→ **Text shown**
========================

Though Greenland may become a “net winner”—many of its 56,000 residents will have to move from proposed mining locations sooner, and from coastal areas a bit later—many more nations and people face myriad challenging consequences, which is why utility executives are talking openly about responding to climate change (see “Lessons in Resiliency and Risk” in this issue).
Acting to Limit Climate Change
For the U.S. power industry, June is expected to be the month when the EPA releases its final rule on GHGs emitted by existing fossil-fueled power plants, and Administrator Gina McCarthy has been point person for that effort. As Rolling Stone magazine described her in its May 8 article, “Obama’s Last Shot,” she “has a kind of gruff charm that suggests she’s anything but a tree-hugging elitist.”
With her blue collar Boston background, McCarthy has more in common with coal miners and coal plant workers than with the well-heeled lobbyists on both sides of climate change politics, so I take her seriously when she says (and as many in this industry have confirmed) that the EPA has listened carefully to concerns that the GHG regulations for existing plants need to be flexible—both to ensure grid reliability and to minimize economic impacts. (This issue went to press before release of the final rule, but we’ll be examining its implications, and legal twists and turns, over the coming months in print and online.)
Threats to Generation
Climate change isn’t just a threat to coal-fueled power plants because of recent and anticipated regulations. It’s also a threat in many less-predictable ways, from constrained water availability to extreme weather events that may damage a plant itself or make fuel delivery impossible.
Utilities like Louisiana-based Entergy and New Jersey’s Public Service Electric & Gas (PSE&G) that have recently had to cope with unusually severe hurricanes are learning to adopt new prevention, mitigation, and recovery strategies. PSE&G Chairman, President, and CEO Ralph Izzo has been quoted as saying, “Climate change is the preeminent issue of our time, with the power to transform both our company and our industry.” PSE&G has a multipronged carbon-reduction strategy but also planned to spend $2.6 billion to harden its infrastructure (the Board of Public Utilities approved much less, closer to $1 billion, in early May). And in February, New York regulators required ConEd to factor climate risks into all its forward planning and implement state-of-the-art measures to protect its system from those risks. Over the next four years, ConEd plans to spend $1 billion on storm hardening and resiliency measures.

========================

→ **Directive A**
Put the lines of the listing, from its first line through the line containing "cell-sup3[interactable]: 3: [588, 329, 692, 357]", into a JSON list of strings with one string per line, leaving out any blank lines.
The text above has no connection to the listing that follows.

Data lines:
========================

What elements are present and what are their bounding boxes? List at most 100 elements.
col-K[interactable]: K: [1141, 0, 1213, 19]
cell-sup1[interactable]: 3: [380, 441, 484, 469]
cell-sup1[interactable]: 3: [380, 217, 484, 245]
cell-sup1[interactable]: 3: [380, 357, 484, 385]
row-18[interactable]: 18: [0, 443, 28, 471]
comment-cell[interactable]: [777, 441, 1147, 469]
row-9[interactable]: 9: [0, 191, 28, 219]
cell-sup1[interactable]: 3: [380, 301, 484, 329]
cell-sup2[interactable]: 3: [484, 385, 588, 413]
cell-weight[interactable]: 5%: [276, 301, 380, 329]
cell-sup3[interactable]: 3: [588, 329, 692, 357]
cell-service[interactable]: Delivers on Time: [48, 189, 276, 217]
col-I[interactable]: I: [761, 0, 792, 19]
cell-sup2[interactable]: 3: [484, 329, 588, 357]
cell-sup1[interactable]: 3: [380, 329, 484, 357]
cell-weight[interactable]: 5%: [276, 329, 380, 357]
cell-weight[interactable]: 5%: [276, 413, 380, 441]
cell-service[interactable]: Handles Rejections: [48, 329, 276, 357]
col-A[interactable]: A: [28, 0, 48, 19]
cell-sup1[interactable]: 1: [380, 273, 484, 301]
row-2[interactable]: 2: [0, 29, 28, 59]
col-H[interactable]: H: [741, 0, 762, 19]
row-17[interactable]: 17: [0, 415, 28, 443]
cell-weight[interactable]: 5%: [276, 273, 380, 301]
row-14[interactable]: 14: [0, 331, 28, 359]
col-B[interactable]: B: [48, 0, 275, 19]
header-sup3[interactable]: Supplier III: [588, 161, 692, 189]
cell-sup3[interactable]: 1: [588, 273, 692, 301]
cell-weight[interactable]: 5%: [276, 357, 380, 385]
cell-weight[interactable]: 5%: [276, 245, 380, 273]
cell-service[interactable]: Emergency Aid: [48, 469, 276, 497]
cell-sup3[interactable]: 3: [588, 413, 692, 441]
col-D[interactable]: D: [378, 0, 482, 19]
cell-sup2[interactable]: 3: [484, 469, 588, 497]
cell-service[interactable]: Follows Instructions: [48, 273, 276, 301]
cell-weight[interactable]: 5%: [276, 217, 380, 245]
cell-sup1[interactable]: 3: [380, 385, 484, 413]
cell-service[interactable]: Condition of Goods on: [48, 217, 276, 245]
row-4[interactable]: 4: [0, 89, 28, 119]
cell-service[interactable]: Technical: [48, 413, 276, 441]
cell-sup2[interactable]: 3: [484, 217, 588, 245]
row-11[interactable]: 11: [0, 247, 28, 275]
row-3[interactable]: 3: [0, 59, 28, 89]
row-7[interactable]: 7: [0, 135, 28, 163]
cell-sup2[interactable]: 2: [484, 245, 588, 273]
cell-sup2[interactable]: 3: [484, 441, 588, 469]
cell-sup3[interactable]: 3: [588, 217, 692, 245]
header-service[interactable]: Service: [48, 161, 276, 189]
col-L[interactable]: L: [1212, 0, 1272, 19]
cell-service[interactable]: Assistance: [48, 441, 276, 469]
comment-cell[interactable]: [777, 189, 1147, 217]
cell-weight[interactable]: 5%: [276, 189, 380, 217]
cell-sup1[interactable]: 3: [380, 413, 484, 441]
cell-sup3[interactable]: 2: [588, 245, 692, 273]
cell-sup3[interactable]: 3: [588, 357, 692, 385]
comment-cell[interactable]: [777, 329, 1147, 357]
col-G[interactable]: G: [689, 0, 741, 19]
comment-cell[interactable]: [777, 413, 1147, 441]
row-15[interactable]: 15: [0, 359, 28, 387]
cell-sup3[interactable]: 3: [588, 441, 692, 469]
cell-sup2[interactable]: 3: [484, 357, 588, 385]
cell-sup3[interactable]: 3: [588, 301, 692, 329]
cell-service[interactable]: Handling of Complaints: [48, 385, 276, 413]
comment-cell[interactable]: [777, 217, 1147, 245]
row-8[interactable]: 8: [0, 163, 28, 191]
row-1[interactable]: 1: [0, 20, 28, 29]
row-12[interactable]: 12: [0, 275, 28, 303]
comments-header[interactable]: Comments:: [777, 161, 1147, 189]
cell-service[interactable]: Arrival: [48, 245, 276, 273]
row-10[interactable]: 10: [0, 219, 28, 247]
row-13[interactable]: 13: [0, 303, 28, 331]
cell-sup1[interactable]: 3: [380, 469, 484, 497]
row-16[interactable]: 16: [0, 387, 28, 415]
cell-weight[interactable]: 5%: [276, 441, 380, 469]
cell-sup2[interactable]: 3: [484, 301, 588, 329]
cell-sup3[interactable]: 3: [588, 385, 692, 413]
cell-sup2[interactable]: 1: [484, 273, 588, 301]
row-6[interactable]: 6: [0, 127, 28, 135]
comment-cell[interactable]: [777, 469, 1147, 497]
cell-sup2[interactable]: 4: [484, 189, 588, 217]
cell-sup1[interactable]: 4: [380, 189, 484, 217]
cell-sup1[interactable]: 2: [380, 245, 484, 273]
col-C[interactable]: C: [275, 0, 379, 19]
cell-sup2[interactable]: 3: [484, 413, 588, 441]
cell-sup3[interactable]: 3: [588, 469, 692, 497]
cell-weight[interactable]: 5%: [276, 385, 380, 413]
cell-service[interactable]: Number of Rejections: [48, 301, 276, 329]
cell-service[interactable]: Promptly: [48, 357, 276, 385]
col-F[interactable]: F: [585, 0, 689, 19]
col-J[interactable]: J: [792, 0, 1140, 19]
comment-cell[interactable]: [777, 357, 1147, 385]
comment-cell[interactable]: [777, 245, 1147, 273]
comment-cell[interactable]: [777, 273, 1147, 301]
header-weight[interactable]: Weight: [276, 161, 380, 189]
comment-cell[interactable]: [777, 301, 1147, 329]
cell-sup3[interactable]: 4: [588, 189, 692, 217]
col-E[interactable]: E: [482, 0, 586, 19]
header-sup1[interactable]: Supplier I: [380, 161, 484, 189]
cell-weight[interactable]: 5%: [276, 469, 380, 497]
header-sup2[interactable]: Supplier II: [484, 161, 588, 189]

========================

→ **Directive B**
Continue the text on climate change and the U.S. power industry from the point where it stops.

→ **Final answer A**
[
  "What elements are present and what are their bounding boxes? List at most 100 elements.",
  "col-K[interactable]: K: [1141, 0, 1213, 19]",
  "cell-sup1[interactable]: 3: [380, 441, 484, 469]",
  "cell-sup1[interactable]: 3: [380, 217, 484, 245]",
  "cell-sup1[interactable]: 3: [380, 357, 484, 385]",
  "row-18[interactable]: 18: [0, 443, 28, 471]",
  "comment-cell[interactable]: [777, 441, 1147, 469]",
  "row-9[interactable]: 9: [0, 191, 28, 219]",
  "cell-sup1[interactable]: 3: [380, 301, 484, 329]",
  "cell-sup2[interactable]: 3: [484, 385, 588, 413]",
  "cell-weight[interactable]: 5%: [276, 301, 380, 329]",
  "cell-sup3[interactable]: 3: [588, 329, 692, 357]"
]

→ **Final answer B**
Meanwhile, the vendor community is introducing new tools to help address intensifying challenges. Just two examples are Schneider Electric and Space-Time Insight. Schneider Electric provides independent, location-specific weather forecasting services that range from load prediction to determining safe times to erect and perform maintenance on wind turbines. Among the technology products provided by Space-Time Insight is one that helps utilities predict where their grid might fail during severe weather and identify where repairs are needed after such events.
Climate change–intensified severe weather can wreak as much havoc on renewable power generation as on fossil or nuclear generation. Stepping up to develop and deploy cost-effective and technically viable solutions to reducing GHG emissions (especially those that don’t incur a water use penalty) while also hardening infrastructure and preparing for post-event restoration are the responsibilities of those involved in all forms of electricity generation, because climate change doesn’t care what your politics or beliefs are, nor what technology provides the electrons that power your computer and refrigerator. ■
— Gail Reitenbach, PhD is POWER’s editor (@GailReit, @POWERmagazine).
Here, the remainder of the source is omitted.